#### [TASK REQUIREMENTS]
Word for word, transcribe the lines from the one containing "Output the text content of this document." through the end of the entries, both included, and nothing else.

#### [EXTRACTED RECORDS]
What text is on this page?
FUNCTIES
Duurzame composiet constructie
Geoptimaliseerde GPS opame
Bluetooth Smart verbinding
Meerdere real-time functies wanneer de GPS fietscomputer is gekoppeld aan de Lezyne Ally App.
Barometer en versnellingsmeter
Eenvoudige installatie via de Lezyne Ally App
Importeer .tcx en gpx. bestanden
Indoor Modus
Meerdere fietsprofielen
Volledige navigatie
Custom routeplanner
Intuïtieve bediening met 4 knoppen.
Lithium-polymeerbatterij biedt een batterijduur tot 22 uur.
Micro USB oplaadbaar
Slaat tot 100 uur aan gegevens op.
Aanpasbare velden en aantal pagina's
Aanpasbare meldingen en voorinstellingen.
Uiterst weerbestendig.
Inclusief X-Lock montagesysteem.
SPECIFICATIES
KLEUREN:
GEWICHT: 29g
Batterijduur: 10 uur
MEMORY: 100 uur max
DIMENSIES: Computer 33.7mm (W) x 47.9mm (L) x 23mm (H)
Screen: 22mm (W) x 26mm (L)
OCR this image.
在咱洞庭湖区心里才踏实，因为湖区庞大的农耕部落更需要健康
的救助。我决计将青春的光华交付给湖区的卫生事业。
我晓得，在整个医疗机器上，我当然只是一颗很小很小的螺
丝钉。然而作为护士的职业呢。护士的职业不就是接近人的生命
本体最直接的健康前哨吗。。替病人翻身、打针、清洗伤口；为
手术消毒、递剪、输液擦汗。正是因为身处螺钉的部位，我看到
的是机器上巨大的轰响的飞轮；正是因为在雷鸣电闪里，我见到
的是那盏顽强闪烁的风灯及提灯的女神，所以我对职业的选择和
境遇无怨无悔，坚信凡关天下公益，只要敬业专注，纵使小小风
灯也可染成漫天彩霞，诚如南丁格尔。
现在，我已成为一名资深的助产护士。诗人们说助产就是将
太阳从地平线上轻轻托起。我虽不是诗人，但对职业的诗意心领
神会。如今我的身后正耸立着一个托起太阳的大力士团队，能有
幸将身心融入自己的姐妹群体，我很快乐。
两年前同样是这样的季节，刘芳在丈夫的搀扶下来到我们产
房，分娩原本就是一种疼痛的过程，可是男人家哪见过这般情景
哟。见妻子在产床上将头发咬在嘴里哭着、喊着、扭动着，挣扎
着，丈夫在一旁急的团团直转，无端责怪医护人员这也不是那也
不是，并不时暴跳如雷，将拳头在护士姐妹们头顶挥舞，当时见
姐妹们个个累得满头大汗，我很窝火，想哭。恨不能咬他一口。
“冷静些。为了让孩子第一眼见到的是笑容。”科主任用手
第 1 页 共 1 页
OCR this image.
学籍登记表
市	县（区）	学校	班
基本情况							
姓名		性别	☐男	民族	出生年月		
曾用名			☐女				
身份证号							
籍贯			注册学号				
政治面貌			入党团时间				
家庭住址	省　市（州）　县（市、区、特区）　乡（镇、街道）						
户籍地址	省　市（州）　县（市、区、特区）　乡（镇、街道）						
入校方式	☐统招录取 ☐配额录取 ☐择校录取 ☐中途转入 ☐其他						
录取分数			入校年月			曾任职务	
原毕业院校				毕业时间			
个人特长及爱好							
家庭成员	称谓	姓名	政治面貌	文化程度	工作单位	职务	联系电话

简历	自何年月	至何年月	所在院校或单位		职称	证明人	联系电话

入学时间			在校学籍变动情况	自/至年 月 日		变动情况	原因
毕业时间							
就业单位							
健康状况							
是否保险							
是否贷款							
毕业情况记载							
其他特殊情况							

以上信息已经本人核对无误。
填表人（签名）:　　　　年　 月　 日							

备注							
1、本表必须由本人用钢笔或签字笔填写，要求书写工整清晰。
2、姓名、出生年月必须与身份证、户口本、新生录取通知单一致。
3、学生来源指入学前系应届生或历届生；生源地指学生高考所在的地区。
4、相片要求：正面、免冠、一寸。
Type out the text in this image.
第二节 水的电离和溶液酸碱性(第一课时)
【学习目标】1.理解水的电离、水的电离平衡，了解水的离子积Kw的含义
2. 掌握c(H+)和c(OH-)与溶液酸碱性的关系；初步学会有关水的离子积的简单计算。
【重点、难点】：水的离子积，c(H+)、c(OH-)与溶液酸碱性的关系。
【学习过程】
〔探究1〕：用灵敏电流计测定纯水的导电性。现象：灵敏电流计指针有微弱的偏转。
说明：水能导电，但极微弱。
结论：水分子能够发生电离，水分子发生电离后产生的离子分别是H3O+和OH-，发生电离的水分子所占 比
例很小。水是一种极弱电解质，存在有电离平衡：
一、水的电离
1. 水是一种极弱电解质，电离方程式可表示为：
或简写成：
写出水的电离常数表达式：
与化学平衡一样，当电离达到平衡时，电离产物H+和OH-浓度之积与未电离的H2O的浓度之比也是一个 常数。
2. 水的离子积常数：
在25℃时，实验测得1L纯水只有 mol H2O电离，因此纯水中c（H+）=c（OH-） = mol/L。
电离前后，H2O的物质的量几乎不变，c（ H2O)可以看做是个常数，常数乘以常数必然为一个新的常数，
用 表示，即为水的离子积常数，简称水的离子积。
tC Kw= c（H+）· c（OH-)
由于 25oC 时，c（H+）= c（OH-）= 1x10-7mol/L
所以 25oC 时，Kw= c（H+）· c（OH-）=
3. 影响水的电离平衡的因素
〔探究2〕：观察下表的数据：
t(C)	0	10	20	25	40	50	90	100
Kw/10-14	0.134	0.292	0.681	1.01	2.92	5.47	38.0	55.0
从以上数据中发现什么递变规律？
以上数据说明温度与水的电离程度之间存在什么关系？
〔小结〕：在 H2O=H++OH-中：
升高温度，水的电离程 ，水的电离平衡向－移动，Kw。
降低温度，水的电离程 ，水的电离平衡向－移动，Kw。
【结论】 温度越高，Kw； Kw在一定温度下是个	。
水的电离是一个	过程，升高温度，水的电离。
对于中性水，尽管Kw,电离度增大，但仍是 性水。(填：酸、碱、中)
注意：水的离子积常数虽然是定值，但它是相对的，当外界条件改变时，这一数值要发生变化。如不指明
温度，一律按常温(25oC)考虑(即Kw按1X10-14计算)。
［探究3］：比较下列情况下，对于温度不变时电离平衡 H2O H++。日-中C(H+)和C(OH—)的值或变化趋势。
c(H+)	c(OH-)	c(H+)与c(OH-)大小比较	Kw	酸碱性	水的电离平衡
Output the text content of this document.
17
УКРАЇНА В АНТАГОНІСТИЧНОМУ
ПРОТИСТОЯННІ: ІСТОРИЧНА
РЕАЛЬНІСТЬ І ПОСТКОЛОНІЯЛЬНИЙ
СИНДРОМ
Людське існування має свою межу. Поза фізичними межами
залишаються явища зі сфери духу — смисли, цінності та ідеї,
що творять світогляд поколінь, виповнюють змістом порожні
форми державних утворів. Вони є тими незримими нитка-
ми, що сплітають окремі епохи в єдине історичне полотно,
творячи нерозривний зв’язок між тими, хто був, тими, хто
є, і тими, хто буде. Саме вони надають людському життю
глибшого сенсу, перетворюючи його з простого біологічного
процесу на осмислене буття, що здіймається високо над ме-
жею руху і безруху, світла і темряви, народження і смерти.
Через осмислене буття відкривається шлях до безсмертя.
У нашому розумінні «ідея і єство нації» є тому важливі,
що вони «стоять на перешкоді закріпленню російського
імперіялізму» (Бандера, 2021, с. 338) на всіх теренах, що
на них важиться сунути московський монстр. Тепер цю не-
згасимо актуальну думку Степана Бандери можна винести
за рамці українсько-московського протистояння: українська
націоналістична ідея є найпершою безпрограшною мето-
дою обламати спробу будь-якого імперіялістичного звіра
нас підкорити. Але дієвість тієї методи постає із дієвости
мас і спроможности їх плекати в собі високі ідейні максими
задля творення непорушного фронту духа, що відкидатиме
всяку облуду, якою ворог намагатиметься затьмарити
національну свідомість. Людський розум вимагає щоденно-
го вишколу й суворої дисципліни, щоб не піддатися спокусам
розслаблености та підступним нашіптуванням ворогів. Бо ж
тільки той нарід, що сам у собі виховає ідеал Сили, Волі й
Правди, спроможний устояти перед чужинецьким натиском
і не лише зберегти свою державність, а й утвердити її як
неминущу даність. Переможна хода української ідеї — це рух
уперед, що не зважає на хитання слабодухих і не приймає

#### [TASK OUTPUT]
Output the text content of this document.
17
УКРАЇНА В АНТАГОНІСТИЧНОМУ
ПРОТИСТОЯННІ: ІСТОРИЧНА
РЕАЛЬНІСТЬ І ПОСТКОЛОНІЯЛЬНИЙ
СИНДРОМ
Людське існування має свою межу. Поза фізичними межами
залишаються явища зі сфери духу — смисли, цінності та ідеї,
що творять світогляд поколінь, виповнюють змістом порожні
форми державних утворів. Вони є тими незримими нитка-
ми, що сплітають окремі епохи в єдине історичне полотно,
творячи нерозривний зв’язок між тими, хто був, тими, хто
є, і тими, хто буде. Саме вони надають людському життю
глибшого сенсу, перетворюючи його з простого біологічного
процесу на осмислене буття, що здіймається високо над ме-
жею руху і безруху, світла і темряви, народження і смерти.
Через осмислене буття відкривається шлях до безсмертя.
У нашому розумінні «ідея і єство нації» є тому важливі,
що вони «стоять на перешкоді закріпленню російського
імперіялізму» (Бандера, 2021, с. 338) на всіх теренах, що
на них важиться сунути московський монстр. Тепер цю не-
згасимо актуальну думку Степана Бандери можна винести
за рамці українсько-московського протистояння: українська
націоналістична ідея є найпершою безпрограшною мето-
дою обламати спробу будь-якого імперіялістичного звіра
нас підкорити. Але дієвість тієї методи постає із дієвости
мас і спроможности їх плекати в собі високі ідейні максими
задля творення непорушного фронту духа, що відкидатиме
всяку облуду, якою ворог намагатиметься затьмарити
національну свідомість. Людський розум вимагає щоденно-
го вишколу й суворої дисципліни, щоб не піддатися спокусам
розслаблености та підступним нашіптуванням ворогів. Бо ж
тільки той нарід, що сам у собі виховає ідеал Сили, Волі й
Правди, спроможний устояти перед чужинецьким натиском
і не лише зберегти свою державність, а й утвердити її як
неминущу даність. Переможна хода української ідеї — це рух
уперед, що не зважає на хитання слабодухих і не приймає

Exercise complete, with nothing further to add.